WHAT IS REQUIRED =
Will you copy the rows from the first one through the line containing "candle-body <box>335 424 347 478</box>", including that line, with "Perpetual Contract" changed to "Futures Contract" and nothing else altered? Give back only those rows.
^^^^
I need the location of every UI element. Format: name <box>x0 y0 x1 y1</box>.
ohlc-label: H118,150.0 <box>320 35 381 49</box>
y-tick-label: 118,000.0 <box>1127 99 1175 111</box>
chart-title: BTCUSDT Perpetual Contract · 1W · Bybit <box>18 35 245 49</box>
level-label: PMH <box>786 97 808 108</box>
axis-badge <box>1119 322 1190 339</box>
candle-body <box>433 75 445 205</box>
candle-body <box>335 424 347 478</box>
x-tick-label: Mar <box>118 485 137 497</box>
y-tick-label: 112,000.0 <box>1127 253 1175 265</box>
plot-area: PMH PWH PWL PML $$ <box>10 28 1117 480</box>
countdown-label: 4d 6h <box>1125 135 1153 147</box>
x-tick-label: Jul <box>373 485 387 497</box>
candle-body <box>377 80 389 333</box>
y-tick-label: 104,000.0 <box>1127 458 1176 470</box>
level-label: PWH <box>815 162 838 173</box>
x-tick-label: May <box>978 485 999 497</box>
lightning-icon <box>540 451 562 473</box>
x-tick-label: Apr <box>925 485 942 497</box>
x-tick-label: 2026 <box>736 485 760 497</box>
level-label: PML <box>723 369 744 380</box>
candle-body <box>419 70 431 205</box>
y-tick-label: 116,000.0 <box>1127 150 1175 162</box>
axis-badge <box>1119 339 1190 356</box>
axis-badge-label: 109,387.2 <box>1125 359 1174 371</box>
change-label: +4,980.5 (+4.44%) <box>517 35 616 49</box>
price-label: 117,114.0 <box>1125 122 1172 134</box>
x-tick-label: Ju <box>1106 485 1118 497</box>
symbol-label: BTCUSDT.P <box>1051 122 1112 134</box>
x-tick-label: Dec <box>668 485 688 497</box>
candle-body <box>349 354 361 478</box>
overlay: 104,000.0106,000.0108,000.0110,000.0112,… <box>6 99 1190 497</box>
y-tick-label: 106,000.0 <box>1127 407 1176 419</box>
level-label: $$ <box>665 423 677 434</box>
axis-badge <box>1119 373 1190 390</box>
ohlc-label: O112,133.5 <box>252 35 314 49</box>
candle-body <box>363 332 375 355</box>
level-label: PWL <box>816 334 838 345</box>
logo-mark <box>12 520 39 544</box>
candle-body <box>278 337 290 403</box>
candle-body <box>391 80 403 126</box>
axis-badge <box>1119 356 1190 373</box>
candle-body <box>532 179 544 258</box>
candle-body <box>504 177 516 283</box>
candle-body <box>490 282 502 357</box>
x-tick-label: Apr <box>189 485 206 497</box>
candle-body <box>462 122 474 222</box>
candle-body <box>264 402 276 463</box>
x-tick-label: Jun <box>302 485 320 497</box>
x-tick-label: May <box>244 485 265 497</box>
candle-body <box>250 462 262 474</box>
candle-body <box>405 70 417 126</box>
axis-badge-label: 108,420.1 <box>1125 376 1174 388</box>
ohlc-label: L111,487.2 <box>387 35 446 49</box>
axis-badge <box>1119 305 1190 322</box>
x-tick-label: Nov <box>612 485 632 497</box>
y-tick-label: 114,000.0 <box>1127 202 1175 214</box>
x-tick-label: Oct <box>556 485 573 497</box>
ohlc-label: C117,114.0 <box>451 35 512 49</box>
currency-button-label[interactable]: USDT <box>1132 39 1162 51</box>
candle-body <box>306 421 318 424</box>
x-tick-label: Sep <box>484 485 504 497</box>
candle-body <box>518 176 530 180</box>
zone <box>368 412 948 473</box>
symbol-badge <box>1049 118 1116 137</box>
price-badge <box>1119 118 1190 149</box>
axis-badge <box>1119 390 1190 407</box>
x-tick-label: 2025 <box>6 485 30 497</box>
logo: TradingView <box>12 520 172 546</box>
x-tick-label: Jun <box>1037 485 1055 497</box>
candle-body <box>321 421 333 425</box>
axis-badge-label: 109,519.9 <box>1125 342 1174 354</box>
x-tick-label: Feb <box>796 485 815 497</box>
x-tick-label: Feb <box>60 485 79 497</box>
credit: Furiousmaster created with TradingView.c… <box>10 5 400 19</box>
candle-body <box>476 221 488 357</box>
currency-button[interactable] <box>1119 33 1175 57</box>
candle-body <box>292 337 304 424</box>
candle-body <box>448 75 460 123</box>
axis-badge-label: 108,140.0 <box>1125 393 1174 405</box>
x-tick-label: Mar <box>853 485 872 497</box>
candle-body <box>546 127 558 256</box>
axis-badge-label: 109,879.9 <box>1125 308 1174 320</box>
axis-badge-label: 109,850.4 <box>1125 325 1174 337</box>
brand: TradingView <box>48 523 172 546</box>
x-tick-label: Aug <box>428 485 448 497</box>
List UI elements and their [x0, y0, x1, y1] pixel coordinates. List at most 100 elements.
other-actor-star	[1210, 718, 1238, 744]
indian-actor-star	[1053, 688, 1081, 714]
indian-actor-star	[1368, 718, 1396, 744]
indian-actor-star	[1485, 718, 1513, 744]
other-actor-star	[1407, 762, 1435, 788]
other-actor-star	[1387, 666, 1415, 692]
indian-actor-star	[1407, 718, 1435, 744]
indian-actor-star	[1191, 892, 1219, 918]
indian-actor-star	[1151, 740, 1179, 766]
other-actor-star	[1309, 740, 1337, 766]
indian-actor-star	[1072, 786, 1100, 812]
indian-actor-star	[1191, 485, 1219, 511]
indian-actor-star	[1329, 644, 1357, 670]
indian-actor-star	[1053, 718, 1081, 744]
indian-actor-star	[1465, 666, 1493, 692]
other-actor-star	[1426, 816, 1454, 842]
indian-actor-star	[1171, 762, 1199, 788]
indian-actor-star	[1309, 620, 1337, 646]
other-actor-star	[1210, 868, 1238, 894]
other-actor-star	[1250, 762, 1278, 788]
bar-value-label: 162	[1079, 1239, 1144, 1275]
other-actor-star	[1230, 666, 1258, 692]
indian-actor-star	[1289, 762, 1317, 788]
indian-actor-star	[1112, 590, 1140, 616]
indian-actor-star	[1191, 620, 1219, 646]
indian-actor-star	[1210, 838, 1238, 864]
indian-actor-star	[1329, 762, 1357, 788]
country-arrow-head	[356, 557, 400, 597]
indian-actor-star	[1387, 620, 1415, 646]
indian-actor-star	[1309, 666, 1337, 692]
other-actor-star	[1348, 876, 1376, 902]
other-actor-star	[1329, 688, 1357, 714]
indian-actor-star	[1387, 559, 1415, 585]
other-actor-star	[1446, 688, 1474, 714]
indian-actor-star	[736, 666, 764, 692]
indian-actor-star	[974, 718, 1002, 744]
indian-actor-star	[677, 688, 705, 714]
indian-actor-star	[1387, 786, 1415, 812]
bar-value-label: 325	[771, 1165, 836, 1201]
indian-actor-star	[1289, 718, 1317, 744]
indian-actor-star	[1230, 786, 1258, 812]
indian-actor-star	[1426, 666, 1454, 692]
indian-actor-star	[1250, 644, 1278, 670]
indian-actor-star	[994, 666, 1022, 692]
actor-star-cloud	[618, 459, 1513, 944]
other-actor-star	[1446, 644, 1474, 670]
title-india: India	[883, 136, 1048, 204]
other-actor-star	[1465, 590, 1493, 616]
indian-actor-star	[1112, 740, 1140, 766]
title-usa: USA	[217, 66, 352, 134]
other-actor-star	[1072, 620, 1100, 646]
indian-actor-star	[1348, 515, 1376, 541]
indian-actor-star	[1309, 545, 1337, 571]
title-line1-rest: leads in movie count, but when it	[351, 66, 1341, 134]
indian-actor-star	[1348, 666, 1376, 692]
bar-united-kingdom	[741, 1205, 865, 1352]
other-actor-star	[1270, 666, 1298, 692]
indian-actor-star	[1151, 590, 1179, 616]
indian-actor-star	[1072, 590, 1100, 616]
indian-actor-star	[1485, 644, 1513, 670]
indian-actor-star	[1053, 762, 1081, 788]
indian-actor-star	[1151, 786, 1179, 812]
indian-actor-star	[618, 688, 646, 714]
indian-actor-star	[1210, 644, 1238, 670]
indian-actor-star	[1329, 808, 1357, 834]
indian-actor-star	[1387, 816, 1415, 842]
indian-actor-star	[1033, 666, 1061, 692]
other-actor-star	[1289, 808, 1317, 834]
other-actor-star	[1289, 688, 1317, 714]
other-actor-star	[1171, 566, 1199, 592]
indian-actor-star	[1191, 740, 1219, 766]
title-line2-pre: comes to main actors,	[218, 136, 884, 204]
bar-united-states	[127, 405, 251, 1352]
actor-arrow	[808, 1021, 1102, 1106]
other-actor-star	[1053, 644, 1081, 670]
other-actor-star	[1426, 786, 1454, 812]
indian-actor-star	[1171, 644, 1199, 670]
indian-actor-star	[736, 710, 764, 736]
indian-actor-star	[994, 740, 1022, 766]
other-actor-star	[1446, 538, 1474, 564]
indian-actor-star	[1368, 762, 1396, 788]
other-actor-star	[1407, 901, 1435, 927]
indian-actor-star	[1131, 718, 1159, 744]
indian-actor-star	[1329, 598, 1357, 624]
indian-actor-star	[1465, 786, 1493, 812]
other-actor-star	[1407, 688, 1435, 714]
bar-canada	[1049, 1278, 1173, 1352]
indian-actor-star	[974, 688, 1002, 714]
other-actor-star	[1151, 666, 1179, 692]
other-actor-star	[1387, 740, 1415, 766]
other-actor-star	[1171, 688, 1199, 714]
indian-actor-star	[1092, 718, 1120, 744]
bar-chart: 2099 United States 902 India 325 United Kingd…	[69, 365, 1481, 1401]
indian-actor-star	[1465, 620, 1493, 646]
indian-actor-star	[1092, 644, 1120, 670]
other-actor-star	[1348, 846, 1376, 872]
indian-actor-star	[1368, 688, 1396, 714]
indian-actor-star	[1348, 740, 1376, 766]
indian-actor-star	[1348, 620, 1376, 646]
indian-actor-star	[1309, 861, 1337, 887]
^^^^
EXERCISE RESPONSE =
I need the location of every UI element. Format: name <box>x0 y0 x1 y1</box>.
ohlc-label: H118,150.0 <box>320 35 381 49</box>
y-tick-label: 118,000.0 <box>1127 99 1175 111</box>
chart-title: BTCUSDT Futures Contract · 1W · Bybit <box>18 35 245 49</box>
level-label: PMH <box>786 97 808 108</box>
axis-badge <box>1119 322 1190 339</box>
candle-body <box>433 75 445 205</box>
candle-body <box>335 424 347 478</box>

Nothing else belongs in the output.